**Your objective**
Find every line with the string "Gammas" in it, count them, and reply with that count only.

**Given entries**
>> Start

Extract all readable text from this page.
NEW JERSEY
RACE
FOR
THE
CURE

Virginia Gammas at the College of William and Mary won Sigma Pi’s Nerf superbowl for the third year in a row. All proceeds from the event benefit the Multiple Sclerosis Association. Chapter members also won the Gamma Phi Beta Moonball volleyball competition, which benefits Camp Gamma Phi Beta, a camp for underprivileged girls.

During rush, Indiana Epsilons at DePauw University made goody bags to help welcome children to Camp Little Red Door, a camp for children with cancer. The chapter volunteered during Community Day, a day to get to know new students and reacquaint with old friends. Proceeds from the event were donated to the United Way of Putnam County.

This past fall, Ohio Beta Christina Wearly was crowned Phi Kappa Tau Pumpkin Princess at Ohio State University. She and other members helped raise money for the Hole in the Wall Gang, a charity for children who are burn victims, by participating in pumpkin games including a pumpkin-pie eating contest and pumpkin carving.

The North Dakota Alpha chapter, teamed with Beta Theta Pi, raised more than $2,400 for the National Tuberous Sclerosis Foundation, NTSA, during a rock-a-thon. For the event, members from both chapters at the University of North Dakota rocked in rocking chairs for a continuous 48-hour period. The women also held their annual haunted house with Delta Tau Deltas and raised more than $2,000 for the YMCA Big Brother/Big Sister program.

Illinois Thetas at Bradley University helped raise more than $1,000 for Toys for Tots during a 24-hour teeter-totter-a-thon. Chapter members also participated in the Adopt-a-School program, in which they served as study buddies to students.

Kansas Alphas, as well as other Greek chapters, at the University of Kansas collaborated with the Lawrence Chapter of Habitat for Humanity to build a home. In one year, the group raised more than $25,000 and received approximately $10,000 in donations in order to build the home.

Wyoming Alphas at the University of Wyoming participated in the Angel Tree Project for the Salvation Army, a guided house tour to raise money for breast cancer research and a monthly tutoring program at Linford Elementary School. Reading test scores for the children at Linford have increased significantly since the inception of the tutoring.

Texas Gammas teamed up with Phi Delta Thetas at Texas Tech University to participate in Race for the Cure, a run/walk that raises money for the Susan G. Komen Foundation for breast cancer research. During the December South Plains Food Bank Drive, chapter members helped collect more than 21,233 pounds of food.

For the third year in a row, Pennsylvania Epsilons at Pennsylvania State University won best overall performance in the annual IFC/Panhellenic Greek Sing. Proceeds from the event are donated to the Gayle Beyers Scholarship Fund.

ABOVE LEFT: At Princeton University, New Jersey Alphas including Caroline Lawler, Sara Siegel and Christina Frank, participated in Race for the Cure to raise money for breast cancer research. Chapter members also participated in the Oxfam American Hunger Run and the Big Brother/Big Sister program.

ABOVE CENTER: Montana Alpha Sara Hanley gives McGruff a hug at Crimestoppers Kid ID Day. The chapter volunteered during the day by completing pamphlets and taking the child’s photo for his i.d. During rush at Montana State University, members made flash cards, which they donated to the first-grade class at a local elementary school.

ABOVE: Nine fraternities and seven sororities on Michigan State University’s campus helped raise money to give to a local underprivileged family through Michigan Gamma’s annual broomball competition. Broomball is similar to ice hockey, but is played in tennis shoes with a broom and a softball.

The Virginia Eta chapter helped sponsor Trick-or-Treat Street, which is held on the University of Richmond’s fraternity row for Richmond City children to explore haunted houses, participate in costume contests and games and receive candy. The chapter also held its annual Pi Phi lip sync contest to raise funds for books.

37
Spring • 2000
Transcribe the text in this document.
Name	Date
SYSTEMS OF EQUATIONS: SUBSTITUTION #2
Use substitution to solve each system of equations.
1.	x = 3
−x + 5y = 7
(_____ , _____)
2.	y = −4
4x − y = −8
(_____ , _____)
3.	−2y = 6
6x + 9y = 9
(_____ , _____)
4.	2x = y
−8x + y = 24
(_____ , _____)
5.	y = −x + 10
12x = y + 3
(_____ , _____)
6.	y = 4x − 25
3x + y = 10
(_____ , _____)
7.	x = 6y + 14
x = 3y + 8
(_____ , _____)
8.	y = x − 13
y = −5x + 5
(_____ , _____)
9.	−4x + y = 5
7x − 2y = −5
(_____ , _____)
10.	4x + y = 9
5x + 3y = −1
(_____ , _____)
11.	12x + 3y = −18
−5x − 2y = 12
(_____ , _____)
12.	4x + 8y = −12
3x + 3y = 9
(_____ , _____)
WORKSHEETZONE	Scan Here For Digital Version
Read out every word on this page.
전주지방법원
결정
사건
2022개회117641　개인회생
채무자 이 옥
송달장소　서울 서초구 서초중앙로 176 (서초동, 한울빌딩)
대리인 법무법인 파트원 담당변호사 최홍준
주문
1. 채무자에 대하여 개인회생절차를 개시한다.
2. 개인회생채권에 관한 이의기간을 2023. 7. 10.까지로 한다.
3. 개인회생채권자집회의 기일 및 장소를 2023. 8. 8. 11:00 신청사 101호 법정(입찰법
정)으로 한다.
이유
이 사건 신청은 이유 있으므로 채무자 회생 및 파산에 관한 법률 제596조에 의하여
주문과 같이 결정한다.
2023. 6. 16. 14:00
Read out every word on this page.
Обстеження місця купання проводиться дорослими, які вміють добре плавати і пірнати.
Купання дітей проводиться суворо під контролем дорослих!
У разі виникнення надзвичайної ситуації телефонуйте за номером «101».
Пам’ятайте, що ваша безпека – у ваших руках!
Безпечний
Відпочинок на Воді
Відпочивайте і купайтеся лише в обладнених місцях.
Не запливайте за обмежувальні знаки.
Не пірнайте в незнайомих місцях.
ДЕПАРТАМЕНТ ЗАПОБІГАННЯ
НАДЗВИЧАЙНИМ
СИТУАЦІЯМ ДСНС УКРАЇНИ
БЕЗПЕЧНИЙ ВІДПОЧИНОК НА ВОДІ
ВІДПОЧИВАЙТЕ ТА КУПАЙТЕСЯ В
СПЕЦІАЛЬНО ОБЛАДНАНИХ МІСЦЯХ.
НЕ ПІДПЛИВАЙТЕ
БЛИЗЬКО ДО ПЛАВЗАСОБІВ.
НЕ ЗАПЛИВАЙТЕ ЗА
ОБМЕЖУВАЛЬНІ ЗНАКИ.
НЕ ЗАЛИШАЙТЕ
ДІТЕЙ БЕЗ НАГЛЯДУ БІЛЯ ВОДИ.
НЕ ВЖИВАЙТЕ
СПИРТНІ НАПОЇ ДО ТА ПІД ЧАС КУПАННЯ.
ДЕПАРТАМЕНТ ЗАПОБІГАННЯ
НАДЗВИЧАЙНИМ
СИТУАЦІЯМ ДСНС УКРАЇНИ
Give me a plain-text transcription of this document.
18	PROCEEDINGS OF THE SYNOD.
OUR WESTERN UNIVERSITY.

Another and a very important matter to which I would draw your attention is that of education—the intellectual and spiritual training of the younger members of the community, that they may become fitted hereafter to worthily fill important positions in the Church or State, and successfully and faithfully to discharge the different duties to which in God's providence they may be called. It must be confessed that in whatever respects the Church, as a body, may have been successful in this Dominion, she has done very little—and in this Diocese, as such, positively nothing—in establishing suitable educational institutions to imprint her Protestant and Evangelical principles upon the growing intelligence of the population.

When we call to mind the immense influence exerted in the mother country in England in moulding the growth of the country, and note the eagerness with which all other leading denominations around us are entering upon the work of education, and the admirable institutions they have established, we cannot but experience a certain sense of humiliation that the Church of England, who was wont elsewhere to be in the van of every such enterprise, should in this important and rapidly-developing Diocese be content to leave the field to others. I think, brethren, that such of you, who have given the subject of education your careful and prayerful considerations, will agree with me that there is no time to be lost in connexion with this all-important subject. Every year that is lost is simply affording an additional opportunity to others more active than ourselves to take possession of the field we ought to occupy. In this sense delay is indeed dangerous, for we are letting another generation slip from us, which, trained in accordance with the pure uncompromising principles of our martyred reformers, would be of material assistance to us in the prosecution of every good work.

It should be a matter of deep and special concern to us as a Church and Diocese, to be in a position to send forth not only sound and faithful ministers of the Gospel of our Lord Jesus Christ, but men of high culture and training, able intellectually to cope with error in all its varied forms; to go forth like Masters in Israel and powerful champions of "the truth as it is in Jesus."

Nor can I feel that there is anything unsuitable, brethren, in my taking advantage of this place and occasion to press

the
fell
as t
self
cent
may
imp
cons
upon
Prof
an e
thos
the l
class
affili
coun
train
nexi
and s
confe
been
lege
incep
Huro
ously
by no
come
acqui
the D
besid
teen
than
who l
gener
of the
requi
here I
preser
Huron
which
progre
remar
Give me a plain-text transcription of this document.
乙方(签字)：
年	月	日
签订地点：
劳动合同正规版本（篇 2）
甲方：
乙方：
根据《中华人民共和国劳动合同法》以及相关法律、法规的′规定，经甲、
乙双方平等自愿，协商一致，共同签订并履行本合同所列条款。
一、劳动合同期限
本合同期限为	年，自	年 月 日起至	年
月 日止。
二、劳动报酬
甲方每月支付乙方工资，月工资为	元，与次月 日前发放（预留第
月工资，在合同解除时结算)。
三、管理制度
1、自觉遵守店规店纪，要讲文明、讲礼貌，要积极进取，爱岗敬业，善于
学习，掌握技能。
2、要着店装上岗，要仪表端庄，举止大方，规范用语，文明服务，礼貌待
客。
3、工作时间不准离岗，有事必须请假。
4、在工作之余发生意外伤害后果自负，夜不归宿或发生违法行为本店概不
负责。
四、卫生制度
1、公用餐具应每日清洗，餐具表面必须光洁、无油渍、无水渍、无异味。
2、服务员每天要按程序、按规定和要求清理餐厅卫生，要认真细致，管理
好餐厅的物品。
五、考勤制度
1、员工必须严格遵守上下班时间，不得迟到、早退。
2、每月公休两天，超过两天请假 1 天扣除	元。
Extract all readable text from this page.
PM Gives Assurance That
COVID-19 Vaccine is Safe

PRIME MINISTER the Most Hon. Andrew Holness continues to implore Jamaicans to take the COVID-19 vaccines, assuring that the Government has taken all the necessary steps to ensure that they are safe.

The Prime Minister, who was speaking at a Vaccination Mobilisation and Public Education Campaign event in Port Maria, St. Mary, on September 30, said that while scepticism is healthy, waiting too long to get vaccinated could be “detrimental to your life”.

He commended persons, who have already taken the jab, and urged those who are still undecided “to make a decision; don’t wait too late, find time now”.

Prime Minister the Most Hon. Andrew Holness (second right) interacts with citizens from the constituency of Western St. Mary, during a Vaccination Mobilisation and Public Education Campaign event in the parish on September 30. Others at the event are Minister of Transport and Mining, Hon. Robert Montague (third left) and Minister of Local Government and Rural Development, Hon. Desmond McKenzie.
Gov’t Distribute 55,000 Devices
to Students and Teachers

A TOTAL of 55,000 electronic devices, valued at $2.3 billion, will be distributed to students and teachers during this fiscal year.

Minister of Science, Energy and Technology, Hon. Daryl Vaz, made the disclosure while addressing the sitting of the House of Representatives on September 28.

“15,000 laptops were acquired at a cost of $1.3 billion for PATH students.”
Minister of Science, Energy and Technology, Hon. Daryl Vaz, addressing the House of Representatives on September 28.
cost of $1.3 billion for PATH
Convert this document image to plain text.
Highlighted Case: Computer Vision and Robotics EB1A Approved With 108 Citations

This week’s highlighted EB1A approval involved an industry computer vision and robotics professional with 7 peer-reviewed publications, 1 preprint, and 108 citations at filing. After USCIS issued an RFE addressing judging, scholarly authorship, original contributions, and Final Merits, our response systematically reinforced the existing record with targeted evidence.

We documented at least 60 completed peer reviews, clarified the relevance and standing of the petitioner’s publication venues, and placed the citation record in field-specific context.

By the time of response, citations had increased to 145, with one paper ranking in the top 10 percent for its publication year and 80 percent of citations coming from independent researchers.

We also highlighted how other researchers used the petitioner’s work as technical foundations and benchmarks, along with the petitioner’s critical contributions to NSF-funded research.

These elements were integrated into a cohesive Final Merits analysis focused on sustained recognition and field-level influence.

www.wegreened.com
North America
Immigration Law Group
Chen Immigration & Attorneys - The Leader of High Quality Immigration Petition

>> End

**The solution**
2